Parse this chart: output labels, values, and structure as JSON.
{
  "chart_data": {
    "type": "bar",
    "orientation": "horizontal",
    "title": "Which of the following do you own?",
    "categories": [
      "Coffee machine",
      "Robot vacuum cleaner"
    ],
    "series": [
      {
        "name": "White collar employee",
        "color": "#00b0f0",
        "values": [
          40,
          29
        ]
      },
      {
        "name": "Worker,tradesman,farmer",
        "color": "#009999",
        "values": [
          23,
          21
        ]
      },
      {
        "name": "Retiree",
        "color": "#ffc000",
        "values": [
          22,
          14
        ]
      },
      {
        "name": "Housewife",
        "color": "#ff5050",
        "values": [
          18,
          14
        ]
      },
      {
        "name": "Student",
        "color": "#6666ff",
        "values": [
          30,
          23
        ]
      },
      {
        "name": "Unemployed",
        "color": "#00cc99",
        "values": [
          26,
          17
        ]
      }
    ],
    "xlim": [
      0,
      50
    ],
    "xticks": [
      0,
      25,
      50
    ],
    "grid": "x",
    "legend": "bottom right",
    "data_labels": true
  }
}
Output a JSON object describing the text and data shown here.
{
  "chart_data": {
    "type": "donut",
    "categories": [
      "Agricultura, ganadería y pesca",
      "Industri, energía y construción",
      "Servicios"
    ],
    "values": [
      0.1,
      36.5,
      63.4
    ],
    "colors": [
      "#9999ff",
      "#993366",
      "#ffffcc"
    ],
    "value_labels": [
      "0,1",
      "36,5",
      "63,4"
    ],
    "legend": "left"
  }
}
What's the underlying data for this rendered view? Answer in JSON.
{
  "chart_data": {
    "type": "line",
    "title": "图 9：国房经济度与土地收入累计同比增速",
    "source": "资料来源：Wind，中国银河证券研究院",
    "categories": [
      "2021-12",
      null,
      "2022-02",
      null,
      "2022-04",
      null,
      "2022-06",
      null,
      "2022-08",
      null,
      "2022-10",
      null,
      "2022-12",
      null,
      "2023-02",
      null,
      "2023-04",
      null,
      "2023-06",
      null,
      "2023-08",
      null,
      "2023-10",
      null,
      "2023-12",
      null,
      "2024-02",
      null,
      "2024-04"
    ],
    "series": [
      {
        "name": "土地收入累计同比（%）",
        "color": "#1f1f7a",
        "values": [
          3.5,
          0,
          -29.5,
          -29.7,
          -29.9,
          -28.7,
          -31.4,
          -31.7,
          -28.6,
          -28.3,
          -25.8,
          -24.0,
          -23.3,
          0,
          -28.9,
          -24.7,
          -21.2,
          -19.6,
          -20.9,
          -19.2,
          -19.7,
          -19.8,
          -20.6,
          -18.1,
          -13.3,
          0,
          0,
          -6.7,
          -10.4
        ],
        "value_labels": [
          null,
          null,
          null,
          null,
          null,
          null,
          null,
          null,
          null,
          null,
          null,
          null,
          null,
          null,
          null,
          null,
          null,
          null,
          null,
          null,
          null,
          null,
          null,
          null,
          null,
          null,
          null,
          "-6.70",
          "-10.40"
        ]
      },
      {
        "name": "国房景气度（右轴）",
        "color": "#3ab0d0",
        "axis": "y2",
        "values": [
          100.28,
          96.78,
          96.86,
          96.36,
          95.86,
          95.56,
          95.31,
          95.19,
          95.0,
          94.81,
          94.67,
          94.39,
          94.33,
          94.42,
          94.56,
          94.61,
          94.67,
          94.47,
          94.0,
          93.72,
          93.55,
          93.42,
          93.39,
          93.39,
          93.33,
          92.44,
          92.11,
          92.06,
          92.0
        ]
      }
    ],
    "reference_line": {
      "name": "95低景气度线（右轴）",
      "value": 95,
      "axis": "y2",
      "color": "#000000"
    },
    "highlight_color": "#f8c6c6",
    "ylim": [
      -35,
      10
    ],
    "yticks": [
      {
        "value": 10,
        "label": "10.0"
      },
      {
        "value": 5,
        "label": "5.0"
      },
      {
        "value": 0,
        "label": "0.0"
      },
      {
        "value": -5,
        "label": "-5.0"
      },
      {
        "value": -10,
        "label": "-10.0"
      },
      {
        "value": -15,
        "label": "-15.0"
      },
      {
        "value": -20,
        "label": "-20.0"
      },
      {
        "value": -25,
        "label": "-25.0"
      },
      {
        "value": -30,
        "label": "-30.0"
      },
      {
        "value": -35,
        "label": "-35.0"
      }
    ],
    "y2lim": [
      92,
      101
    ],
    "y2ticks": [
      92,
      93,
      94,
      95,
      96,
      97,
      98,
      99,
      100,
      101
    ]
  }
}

- - - - -

Reproduce every line from the entries that holds the word "title".

    "title": "Which of the following do you own?",
    "title": "图 9：国房经济度与土地收入累计同比增速",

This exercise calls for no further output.